• _Alıntı_:
Elbette bu son iki ihtimal, Türkiye’nin ya da İzlanda’nın “Fransa’dan Fransa’da puan çıkaramaması” üzerine kuruldu; “oradan puan çıkaran olursa”, zaten “grup ikinciliğinde” şanslı duruma gelecektir!..
İki maçta “sıfır puanı” ise, düşünmek istemiyorum; zira “burada İzlanda’yı yenmek bile gruptan çıkmayı garantilemez”, işe “averaj hesapları” girer!..
Elbette “hesaplar”, futbolda “her zaman tutmayabilir”; inanılması zor “sürpriz sonuçlar” olabilir; Türkiye için de, İzlanda için de… Beklenmedik puanlar alınabilir, hesapta olmayan puanlar kaybedilebilir.
Şimdi, “hesabı” bir tarafa bırakalım da “kitaba” bakalım; “Türk Millî Takımı” ne hâlde?..
“Lucescu” adlı ve de “yaşı yetmiş, işi bitmiş” zat, geride bir “laf enkazı bırakarak” gitti, millî takımın başından!..
“Onu yapacağım, bunu yapacağım” diye diye, “hiçbir şey yapmadan, yapamadan” ama “ceplerini doldurarak” gitti!..
“Gelen” Şenol Hoca ise “torba” bir kadrodan, mesela bir “Fransa maçı kadrosunun iskeletini dört başı mamur çıkaramadı, oynatacağını taktiği ‘doğru dürüst’ denemedi”, iki hazırlık maçında!..

• _Verilen bilgiler_:

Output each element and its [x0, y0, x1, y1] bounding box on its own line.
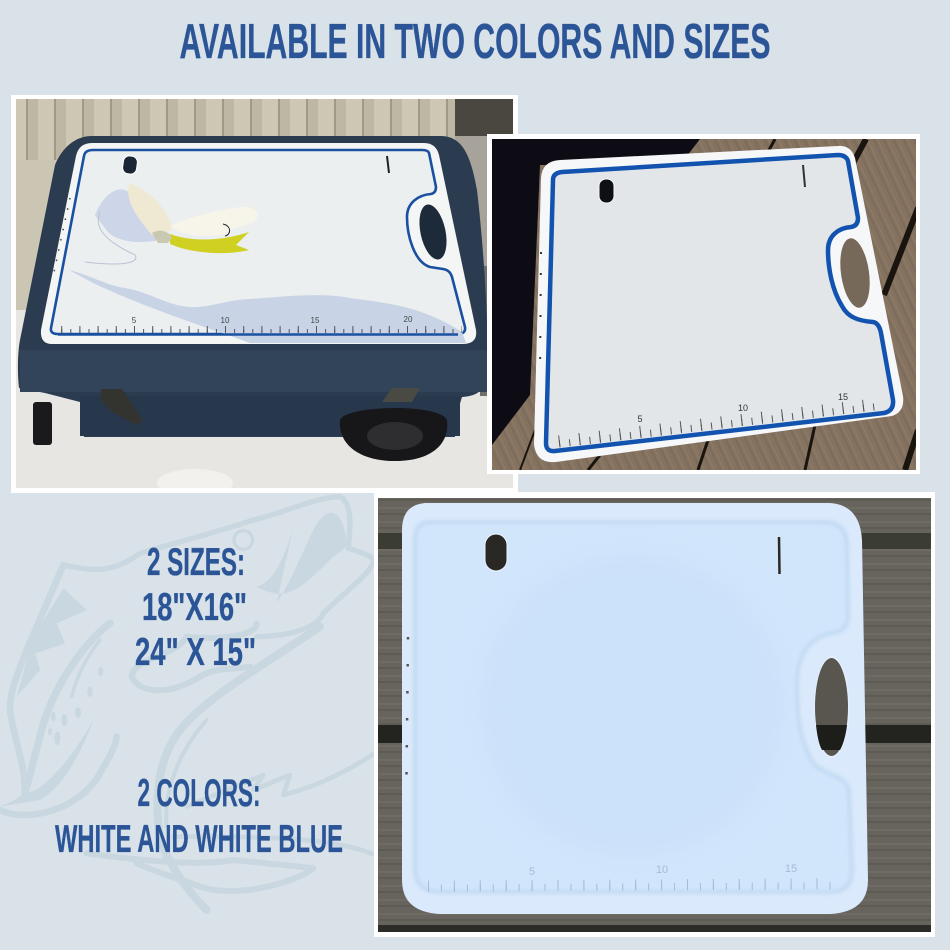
side holes: [54, 198, 70, 272]
ruler numbers: 5: [132, 316, 137, 325]
cooler body: [18, 136, 488, 437]
ruler numbers: [638, 394, 848, 422]
cutting board: [534, 146, 903, 462]
ruler numbers: 5: [529, 866, 535, 878]
text: sizes: [135, 541, 256, 674]
text: colors: WHITE AND WHITE BLUE: [55, 818, 343, 861]
hang slot: [122, 155, 138, 175]
photo: blue trim board on deck: [487, 134, 920, 474]
ruler numbers: 15: [311, 316, 320, 325]
handle hole: [814, 656, 850, 758]
text: sizes: 2 SIZES:: [147, 541, 245, 584]
ruler ticks: [61, 330, 462, 331]
cutting board: [402, 503, 868, 914]
knife slit: [803, 165, 805, 187]
ruler ticks: [559, 403, 883, 444]
text: colors: 2 COLORS:: [138, 772, 260, 815]
cooler wheel: [340, 408, 447, 461]
text: sizes: 24" X 15": [135, 631, 256, 674]
ruler numbers: 20: [404, 315, 413, 324]
handle hole: [419, 204, 447, 260]
knife slit: [387, 156, 389, 173]
hang slot: [485, 534, 507, 571]
side holes: [406, 637, 408, 776]
ruler numbers: 10: [221, 316, 230, 325]
floor drain: [157, 469, 233, 488]
lure: [85, 183, 258, 264]
shadow on board: [69, 270, 466, 343]
text: colors: [55, 772, 343, 861]
deck gaps: [520, 139, 918, 470]
cooler leg: [33, 402, 52, 445]
side holes: [540, 252, 541, 375]
ruler ticks: [428, 884, 842, 888]
ruler numbers: 10: [656, 864, 668, 876]
text: sizes: 18"X16": [142, 586, 247, 629]
knife slit: [778, 537, 781, 574]
ruler numbers: 5: [637, 414, 643, 424]
ruler numbers: [132, 316, 412, 323]
cutting board: [41, 143, 476, 344]
watermark: fish: [0, 497, 380, 910]
cooler latch: [101, 389, 143, 425]
ruler numbers: 15: [785, 863, 797, 875]
ruler numbers: 15: [838, 392, 848, 402]
photo: white and blue board on cooler: [11, 95, 518, 497]
hang slot: [599, 179, 614, 203]
handle hole: [840, 238, 870, 308]
photo: white board on wood: [374, 492, 935, 937]
ruler numbers: 10: [738, 403, 748, 413]
ruler numbers: [530, 864, 797, 875]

• _Yapılacaklar_:
a) Alıntıdaki "“Gelen” Şenol Hoca ise" sözleriyle başlayan paragrafı, ana bilgilerini koruyarak kısa bir madde listesine çevir.
b) Türk Millî Takımı'nın durumunu değerlendiren alıntıyı, son cümlesinin ardından sürdür.

• _Yanıtlar_:
a)
- Şenol Hoca, millî takımın başına yeni geldi.
- İki hazırlık maçında, torba bir kadrodan Fransa maçı kadrosunun iskeletini tam olarak çıkaramadı.
- Aynı maçlarda oynatacağı taktiği doğru dürüst denemedi.

b)
Elbette, “bir bildiği herhalde vardır” ama “Avrupa Şampiyonası grup maçları standardında futbolun f’sini ortaya koyamayan” iki rakip önündeki futboldan, “Fransa’yı yenmek ya da en azından bir beraberlik almak, İzlanda’dan da üç puan getirmek ümidini çıkaracağımız” bir tabloya imza atamadı, Hoca’mız!..
“Sakatlar, riske edilmeyenler, denenmeyenleri denemek” diyerek bu tabloya mazeret üretmek ve de “gençler modasına milli takımda da imza atmak, Emre Belözoğlu’nu, ‘100’üncü defa millî formayı giydirmek için ‘topa dokunamadığı’ son dakikada oyuna sokmak gibi” fantastik gösterilere başvurmak, doğrusu ya “Fransa maçında ne yapabiliriz” sorusuna cevap bulmakta, “en usta futbol yorumcularımızı” bile zorda bıraktı!..
Elbette “Kazanalım” diyeceğiz ama kazanabilecek miyiz? Elbette “İzlanda’dan da üç puan getirelim” diyeceğiz, acaba getirebilecek miyiz?..
Şenol Hoca, “biraz ağır davrandı” galiba; inşallah “gereken hazırlık tam yapılmıştır”; ona ve talebelerine yürekten başarılar dilerim; Bayramımıza bir bayram da onlar ekler, inşallah!..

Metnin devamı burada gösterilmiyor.